# START OF EXTRACT
According to documents filed with the Federal Court of Appeal, the football league wishes to intervene in the hearing, citing the CRTC’s lack of an intelligible description of why Canadian viewership of U.S. advertising is “integral” to the Super Bowl in particular, but not other league games or events like the Oscars.

The motion says that the end of simultaneous substitution would mean Canadian advertisers would pay less to advertise during the Super Bowl because of a drop in viewership. The NFL’s motion says that would then lead to a drop in the amount licensees would be willing or able to pay the league for Super Bowl rights.

The league’s arguments will focus on two issues set forth by Bell in its Notice of Appeal: administrative law discrimination and unreasonableness of the decision. The NFL will argue that the CRTC didn’t have the authority under the Broadcasting Act to make regulations based on individual programs, but has that authority only when they apply to distinctions between classes of licensees.

“By signalling out the Super Bowl, the CRTC exceeded its jurisdiction under the Broadcasting Act and transformed a general regulation-making power into an ad hoc discretionary one,” according to the motion. It goes on to note that the NFL will assist the Court because it hasn’t considered the CRTC’s ability to discriminate between programs.

The NFL motion says that the decision is also contrary to the rights of the NFL under both the Copyright Act and Canada’s international treaties.

“These are important pieces of the broader context within which the reasonableness of the CRTC’s interpretation of the Broadcasting Act must be assessed, and neither is raised by Bell,” according to the motion.
# END OF EXTRACT
# START OF RECORDS PROVIDED
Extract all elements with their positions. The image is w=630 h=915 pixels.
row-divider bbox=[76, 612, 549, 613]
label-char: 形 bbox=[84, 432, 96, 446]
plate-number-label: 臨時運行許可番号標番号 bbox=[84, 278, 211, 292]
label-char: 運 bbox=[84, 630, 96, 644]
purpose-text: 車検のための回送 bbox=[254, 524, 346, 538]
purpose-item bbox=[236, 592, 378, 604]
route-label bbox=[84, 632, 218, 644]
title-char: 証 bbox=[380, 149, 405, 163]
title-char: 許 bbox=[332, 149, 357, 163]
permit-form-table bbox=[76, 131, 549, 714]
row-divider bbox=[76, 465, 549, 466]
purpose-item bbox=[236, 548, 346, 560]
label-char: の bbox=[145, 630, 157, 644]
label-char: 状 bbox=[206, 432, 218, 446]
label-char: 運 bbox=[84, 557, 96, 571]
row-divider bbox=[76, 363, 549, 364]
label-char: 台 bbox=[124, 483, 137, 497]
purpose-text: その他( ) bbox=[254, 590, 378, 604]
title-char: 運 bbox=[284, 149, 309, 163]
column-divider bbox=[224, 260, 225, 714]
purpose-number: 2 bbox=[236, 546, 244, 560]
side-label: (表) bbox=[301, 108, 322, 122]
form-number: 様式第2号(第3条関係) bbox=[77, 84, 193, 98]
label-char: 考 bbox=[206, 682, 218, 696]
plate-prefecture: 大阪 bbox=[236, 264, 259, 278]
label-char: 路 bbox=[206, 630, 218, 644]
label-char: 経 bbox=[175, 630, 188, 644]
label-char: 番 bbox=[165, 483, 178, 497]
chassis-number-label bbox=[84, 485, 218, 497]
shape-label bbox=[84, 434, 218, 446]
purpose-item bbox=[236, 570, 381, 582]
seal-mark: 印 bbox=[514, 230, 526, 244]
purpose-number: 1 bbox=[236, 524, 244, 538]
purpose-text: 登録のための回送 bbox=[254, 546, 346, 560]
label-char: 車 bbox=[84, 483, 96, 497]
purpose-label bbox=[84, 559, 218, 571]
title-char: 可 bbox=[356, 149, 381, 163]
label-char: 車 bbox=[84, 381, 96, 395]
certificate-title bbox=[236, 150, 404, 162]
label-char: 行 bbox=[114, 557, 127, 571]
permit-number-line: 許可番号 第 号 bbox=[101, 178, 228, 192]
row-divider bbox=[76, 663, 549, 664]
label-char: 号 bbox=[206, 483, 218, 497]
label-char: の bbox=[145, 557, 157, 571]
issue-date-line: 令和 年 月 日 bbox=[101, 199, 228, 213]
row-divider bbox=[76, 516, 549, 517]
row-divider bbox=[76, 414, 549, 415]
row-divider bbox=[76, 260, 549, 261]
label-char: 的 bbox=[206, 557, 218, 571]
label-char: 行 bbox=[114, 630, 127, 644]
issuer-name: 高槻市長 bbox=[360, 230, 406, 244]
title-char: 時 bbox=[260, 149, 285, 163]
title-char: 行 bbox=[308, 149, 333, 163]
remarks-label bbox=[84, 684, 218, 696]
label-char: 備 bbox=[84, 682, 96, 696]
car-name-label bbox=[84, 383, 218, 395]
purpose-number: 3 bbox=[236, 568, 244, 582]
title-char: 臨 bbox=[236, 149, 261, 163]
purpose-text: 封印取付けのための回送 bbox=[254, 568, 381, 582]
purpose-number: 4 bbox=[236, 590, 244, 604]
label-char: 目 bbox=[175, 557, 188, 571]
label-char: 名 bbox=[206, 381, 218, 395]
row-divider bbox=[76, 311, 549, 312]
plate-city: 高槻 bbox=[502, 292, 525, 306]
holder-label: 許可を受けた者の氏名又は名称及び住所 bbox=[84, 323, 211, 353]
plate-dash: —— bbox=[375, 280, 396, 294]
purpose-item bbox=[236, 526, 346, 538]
# END OF RECORDS PROVIDED
| STATED GOAL |
Please answer these questions about the NFL motion article:
1. With which court were the documents filed?
2. Which two issues from Bell's Notice of Appeal will the league's arguments focus on?
3. Besides the Copyright Act, what does the motion say the decision is contrary to?

| ANSWER IN FULL |
1. The Federal Court of Appeal.
2. Administrative law discrimination and unreasonableness of the decision.
3. Canada's international treaties.